Exact repetition of every entry is required.

PROVIDED DATA —
■ ■ ■ ■ ■ ■ ■
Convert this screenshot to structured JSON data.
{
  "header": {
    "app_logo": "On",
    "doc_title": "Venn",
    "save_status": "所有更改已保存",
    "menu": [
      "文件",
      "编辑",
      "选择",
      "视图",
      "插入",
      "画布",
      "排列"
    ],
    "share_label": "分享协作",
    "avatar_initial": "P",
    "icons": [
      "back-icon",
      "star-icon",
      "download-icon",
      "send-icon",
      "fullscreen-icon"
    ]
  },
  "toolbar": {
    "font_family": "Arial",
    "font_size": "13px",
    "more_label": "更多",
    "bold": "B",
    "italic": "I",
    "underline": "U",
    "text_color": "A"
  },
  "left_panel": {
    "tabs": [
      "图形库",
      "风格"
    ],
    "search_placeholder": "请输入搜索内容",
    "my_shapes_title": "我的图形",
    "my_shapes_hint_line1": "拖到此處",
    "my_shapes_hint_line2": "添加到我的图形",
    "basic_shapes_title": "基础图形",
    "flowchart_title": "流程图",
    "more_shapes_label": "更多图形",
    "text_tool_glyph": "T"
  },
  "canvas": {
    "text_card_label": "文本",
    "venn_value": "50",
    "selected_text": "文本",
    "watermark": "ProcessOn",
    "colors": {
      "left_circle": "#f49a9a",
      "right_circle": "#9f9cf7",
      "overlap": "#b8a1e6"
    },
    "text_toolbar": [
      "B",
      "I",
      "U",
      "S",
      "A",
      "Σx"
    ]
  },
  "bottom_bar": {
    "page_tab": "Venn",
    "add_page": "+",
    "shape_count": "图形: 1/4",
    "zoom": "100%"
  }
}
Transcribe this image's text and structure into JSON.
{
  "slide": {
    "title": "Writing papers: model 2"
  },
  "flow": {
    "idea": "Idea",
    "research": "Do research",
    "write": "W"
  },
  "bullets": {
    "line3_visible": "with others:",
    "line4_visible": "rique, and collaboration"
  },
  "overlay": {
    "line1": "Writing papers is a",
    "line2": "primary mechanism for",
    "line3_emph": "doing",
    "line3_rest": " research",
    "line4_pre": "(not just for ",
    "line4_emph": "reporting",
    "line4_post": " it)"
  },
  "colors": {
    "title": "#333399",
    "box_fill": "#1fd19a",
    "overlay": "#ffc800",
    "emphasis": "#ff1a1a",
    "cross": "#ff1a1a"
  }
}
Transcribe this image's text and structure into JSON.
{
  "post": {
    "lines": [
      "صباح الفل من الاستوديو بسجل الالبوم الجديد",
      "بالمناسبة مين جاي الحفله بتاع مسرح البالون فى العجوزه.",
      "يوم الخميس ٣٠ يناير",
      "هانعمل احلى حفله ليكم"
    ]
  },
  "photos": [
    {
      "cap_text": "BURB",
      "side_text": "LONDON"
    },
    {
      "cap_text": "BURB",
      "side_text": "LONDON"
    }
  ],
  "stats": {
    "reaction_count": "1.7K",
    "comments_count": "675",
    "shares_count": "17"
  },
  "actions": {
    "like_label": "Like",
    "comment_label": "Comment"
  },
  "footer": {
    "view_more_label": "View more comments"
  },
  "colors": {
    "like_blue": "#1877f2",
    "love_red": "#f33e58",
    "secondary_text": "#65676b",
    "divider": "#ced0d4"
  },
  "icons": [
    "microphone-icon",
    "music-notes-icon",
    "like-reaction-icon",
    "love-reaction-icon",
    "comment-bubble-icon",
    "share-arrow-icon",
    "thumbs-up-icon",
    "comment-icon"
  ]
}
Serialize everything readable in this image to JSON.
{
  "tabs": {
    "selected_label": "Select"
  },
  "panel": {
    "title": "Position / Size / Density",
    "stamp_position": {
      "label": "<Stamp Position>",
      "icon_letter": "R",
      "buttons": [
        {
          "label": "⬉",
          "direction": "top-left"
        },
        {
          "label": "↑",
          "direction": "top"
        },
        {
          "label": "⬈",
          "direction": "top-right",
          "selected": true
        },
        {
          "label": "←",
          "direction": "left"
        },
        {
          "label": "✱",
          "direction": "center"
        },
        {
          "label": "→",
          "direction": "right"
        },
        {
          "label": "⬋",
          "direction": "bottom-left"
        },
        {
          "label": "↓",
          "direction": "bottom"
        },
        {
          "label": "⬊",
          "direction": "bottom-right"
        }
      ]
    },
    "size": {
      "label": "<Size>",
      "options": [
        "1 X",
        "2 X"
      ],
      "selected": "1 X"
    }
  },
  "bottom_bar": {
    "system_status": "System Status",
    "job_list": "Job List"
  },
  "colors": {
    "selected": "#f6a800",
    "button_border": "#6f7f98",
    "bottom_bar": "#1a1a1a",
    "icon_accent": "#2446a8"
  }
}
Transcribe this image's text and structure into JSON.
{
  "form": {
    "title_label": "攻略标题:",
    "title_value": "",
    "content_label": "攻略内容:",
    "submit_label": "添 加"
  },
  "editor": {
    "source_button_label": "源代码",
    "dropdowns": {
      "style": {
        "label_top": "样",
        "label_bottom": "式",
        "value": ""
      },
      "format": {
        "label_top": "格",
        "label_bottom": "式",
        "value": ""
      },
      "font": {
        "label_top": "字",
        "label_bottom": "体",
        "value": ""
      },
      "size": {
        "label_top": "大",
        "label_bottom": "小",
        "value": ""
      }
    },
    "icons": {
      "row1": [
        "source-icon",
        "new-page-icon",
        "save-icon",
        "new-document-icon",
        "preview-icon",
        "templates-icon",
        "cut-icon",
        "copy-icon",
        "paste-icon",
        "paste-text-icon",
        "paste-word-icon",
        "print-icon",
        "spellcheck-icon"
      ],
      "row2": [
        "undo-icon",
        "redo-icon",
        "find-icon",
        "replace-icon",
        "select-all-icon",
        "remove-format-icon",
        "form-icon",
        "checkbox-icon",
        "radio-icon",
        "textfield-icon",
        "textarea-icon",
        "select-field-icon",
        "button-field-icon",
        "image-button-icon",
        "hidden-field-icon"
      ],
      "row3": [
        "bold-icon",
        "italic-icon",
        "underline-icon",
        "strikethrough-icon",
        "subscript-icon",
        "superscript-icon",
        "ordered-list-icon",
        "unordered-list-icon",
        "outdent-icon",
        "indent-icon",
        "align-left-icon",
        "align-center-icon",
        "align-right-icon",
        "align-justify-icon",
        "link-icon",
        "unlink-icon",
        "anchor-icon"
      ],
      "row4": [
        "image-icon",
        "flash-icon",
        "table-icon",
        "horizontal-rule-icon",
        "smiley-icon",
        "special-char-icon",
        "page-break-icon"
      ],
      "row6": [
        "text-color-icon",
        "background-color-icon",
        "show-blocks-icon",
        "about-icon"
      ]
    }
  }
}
■ ■ ■ ■ ■ ■ ■
WRITTEN ANSWER —
Convert this screenshot to structured JSON data.
{
  "header": {
    "app_logo": "On",
    "doc_title": "Venn",
    "save_status": "所有更改已保存",
    "menu": [
      "文件",
      "编辑",
      "选择",
      "视图",
      "插入",
      "画布",
      "排列"
    ],
    "share_label": "分享协作",
    "avatar_initial": "P",
    "icons": [
      "back-icon",
      "star-icon",
      "download-icon",
      "send-icon",
      "fullscreen-icon"
    ]
  },
  "toolbar": {
    "font_family": "Arial",
    "font_size": "13px",
    "more_label": "更多",
    "bold": "B",
    "italic": "I",
    "underline": "U",
    "text_color": "A"
  },
  "left_panel": {
    "tabs": [
      "图形库",
      "风格"
    ],
    "search_placeholder": "请输入搜索内容",
    "my_shapes_title": "我的图形",
    "my_shapes_hint_line1": "拖到此處",
    "my_shapes_hint_line2": "添加到我的图形",
    "basic_shapes_title": "基础图形",
    "flowchart_title": "流程图",
    "more_shapes_label": "更多图形",
    "text_tool_glyph": "T"
  },
  "canvas": {
    "text_card_label": "文本",
    "venn_value": "50",
    "selected_text": "文本",
    "watermark": "ProcessOn",
    "colors": {
      "left_circle": "#f49a9a",
      "right_circle": "#9f9cf7",
      "overlap": "#b8a1e6"
    },
    "text_toolbar": [
      "B",
      "I",
      "U",
      "S",
      "A",
      "Σx"
    ]
  },
  "bottom_bar": {
    "page_tab": "Venn",
    "add_page": "+",
    "shape_count": "图形: 1/4",
    "zoom": "100%"
  }
}
Transcribe this image's text and structure into JSON.
{
  "slide": {
    "title": "Writing papers: model 2"
  },
  "flow": {
    "idea": "Idea",
    "research": "Do research",
    "write": "W"
  },
  "bullets": {
    "line3_visible": "with others:",
    "line4_visible": "rique, and collaboration"
  },
  "overlay": {
    "line1": "Writing papers is a",
    "line2": "primary mechanism for",
    "line3_emph": "doing",
    "line3_rest": " research",
    "line4_pre": "(not just for ",
    "line4_emph": "reporting",
    "line4_post": " it)"
  },
  "colors": {
    "title": "#333399",
    "box_fill": "#1fd19a",
    "overlay": "#ffc800",
    "emphasis": "#ff1a1a",
    "cross": "#ff1a1a"
  }
}
Transcribe this image's text and structure into JSON.
{
  "post": {
    "lines": [
      "صباح الفل من الاستوديو بسجل الالبوم الجديد",
      "بالمناسبة مين جاي الحفله بتاع مسرح البالون فى العجوزه.",
      "يوم الخميس ٣٠ يناير",
      "هانعمل احلى حفله ليكم"
    ]
  },
  "photos": [
    {
      "cap_text": "BURB",
      "side_text": "LONDON"
    },
    {
      "cap_text": "BURB",
      "side_text": "LONDON"
    }
  ],
  "stats": {
    "reaction_count": "1.7K",
    "comments_count": "675",
    "shares_count": "17"
  },
  "actions": {
    "like_label": "Like",
    "comment_label": "Comment"
  },
  "footer": {
    "view_more_label": "View more comments"
  },
  "colors": {
    "like_blue": "#1877f2",
    "love_red": "#f33e58",
    "secondary_text": "#65676b",
    "divider": "#ced0d4"
  },
  "icons": [
    "microphone-icon",
    "music-notes-icon",
    "like-reaction-icon",
    "love-reaction-icon",
    "comment-bubble-icon",
    "share-arrow-icon",
    "thumbs-up-icon",
    "comment-icon"
  ]
}
Serialize everything readable in this image to JSON.
{
  "tabs": {
    "selected_label": "Select"
  },
  "panel": {
    "title": "Position / Size / Density",
    "stamp_position": {
      "label": "<Stamp Position>",
      "icon_letter": "R",
      "buttons": [
        {
          "label": "⬉",
          "direction": "top-left"
        },
        {
          "label": "↑",
          "direction": "top"
        },
        {
          "label": "⬈",
          "direction": "top-right",
          "selected": true
        },
        {
          "label": "←",
          "direction": "left"
        },
        {
          "label": "✱",
          "direction": "center"
        },
        {
          "label": "→",
          "direction": "right"
        },
        {
          "label": "⬋",
          "direction": "bottom-left"
        },
        {
          "label": "↓",
          "direction": "bottom"
        },
        {
          "label": "⬊",
          "direction": "bottom-right"
        }
      ]
    },
    "size": {
      "label": "<Size>",
      "options": [
        "1 X",
        "2 X"
      ],
      "selected": "1 X"
    }
  },
  "bottom_bar": {
    "system_status": "System Status",
    "job_list": "Job List"
  },
  "colors": {
    "selected": "#f6a800",
    "button_border": "#6f7f98",
    "bottom_bar": "#1a1a1a",
    "icon_accent": "#2446a8"
  }
}
Transcribe this image's text and structure into JSON.
{
  "form": {
    "title_label": "攻略标题:",
    "title_value": "",
    "content_label": "攻略内容:",
    "submit_label": "添 加"
  },
  "editor": {
    "source_button_label": "源代码",
    "dropdowns": {
      "style": {
        "label_top": "样",
        "label_bottom": "式",
        "value": ""
      },
      "format": {
        "label_top": "格",
        "label_bottom": "式",
        "value": ""
      },
      "font": {
        "label_top": "字",
        "label_bottom": "体",
        "value": ""
      },
      "size": {
        "label_top": "大",
        "label_bottom": "小",
        "value": ""
      }
    },
    "icons": {
      "row1": [
        "source-icon",
        "new-page-icon",
        "save-icon",
        "new-document-icon",
        "preview-icon",
        "templates-icon",
        "cut-icon",
        "copy-icon",
        "paste-icon",
        "paste-text-icon",
        "paste-word-icon",
        "print-icon",
        "spellcheck-icon"
      ],
      "row2": [
        "undo-icon",
        "redo-icon",
        "find-icon",
        "replace-icon",
        "select-all-icon",
        "remove-format-icon",
        "form-icon",
        "checkbox-icon",
        "radio-icon",
        "textfield-icon",
        "textarea-icon",
        "select-field-icon",
        "button-field-icon",
        "image-button-icon",
        "hidden-field-icon"
      ],
      "row3": [
        "bold-icon",
        "italic-icon",
        "underline-icon",
        "strikethrough-icon",
        "subscript-icon",
        "superscript-icon",
        "ordered-list-icon",
        "unordered-list-icon",
        "outdent-icon",
        "indent-icon",
        "align-left-icon",
        "align-center-icon",
        "align-right-icon",
        "align-justify-icon",
        "link-icon",
        "unlink-icon",
        "anchor-icon"
      ],
      "row4": [
        "image-icon",
        "flash-icon",
        "table-icon",
        "horizontal-rule-icon",
        "smiley-icon",
        "special-char-icon",
        "page-break-icon"
      ],
      "row6": [
        "text-color-icon",
        "background-color-icon",
        "show-blocks-icon",
        "about-icon"
      ]
    }
  }
}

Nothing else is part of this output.